Exercise brief:
Render the material again word for word, skipping the pictures in it.

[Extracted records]
-*-*-

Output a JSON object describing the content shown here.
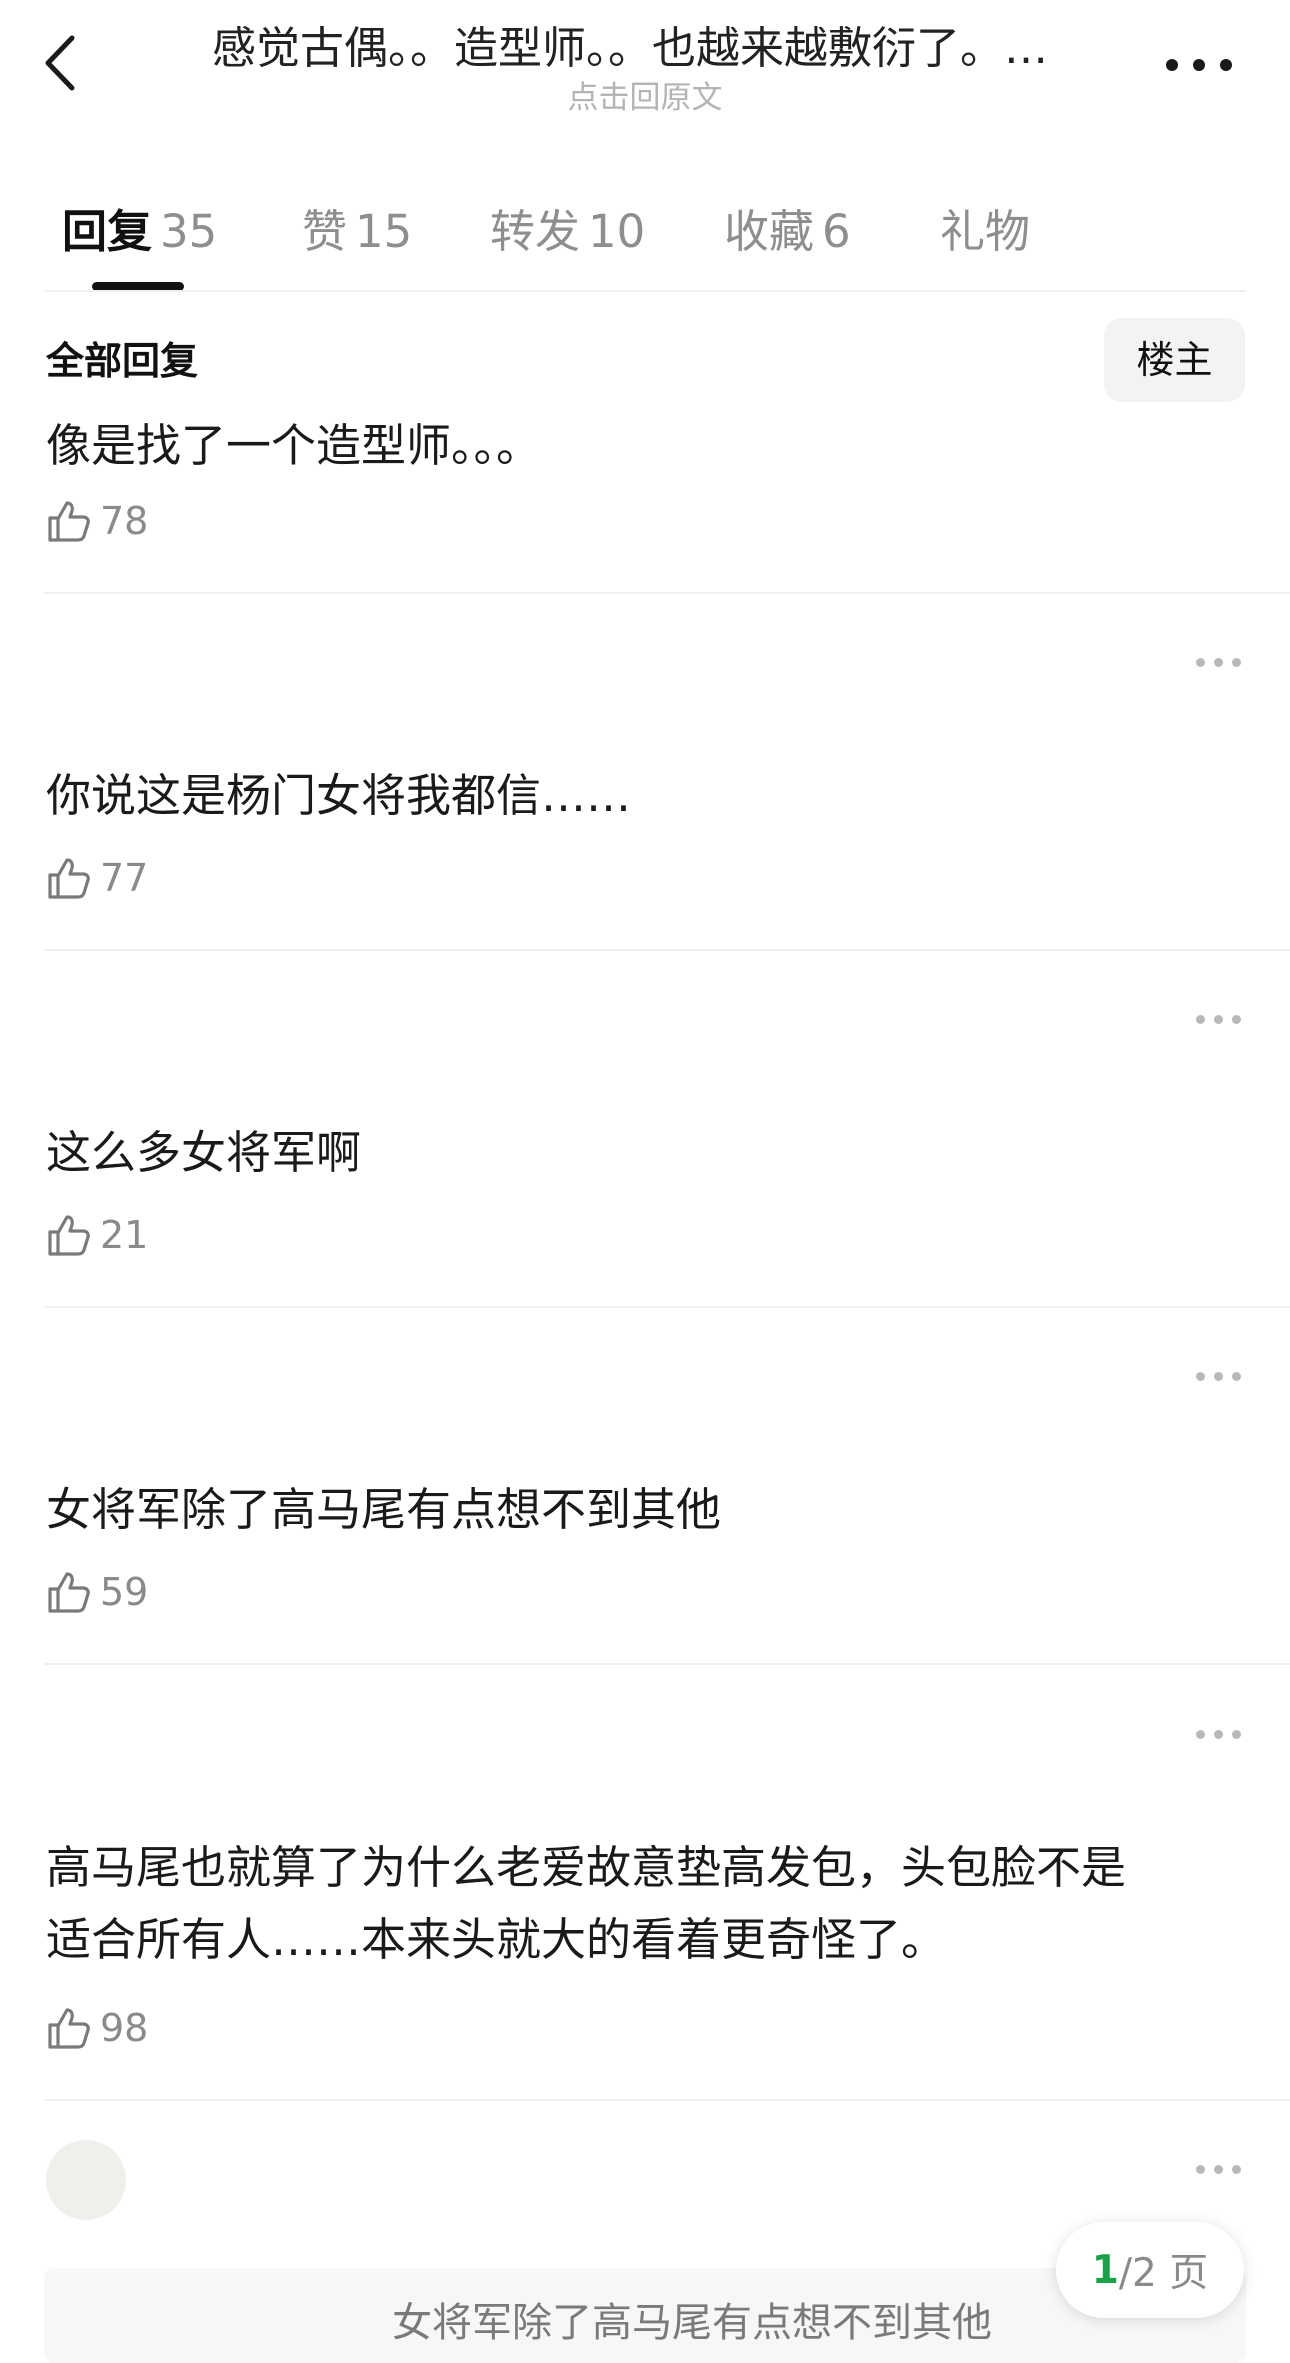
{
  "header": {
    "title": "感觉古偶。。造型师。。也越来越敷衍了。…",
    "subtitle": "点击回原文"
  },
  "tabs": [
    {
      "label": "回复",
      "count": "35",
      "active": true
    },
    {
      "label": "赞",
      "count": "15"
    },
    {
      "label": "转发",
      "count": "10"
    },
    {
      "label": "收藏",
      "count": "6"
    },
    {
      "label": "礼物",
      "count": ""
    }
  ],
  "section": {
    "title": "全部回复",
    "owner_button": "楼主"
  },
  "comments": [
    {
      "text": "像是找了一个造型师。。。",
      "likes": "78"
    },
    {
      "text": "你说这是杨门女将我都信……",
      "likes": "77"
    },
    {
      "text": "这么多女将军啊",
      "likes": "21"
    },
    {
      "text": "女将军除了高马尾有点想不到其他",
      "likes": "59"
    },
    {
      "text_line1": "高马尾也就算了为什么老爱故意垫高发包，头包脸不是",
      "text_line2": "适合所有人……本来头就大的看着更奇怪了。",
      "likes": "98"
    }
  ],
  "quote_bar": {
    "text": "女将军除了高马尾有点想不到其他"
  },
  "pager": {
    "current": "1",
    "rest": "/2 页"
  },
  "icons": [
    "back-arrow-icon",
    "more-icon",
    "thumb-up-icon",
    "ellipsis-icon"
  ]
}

-*-*-

Task output:
Output a JSON object describing the content shown here.
{
  "header": {
    "title": "感觉古偶。。造型师。。也越来越敷衍了。…",
    "subtitle": "点击回原文"
  },
  "tabs": [
    {
      "label": "回复",
      "count": "35",
      "active": true
    },
    {
      "label": "赞",
      "count": "15"
    },
    {
      "label": "转发",
      "count": "10"
    },
    {
      "label": "收藏",
      "count": "6"
    },
    {
      "label": "礼物",
      "count": ""
    }
  ],
  "section": {
    "title": "全部回复",
    "owner_button": "楼主"
  },
  "comments": [
    {
      "text": "像是找了一个造型师。。。",
      "likes": "78"
    },
    {
      "text": "你说这是杨门女将我都信……",
      "likes": "77"
    },
    {
      "text": "这么多女将军啊",
      "likes": "21"
    },
    {
      "text": "女将军除了高马尾有点想不到其他",
      "likes": "59"
    },
    {
      "text_line1": "高马尾也就算了为什么老爱故意垫高发包，头包脸不是",
      "text_line2": "适合所有人……本来头就大的看着更奇怪了。",
      "likes": "98"
    }
  ],
  "quote_bar": {
    "text": "女将军除了高马尾有点想不到其他"
  },
  "pager": {
    "current": "1",
    "rest": "/2 页"
  },
  "icons": [
    "back-arrow-icon",
    "more-icon",
    "thumb-up-icon",
    "ellipsis-icon"
  ]
}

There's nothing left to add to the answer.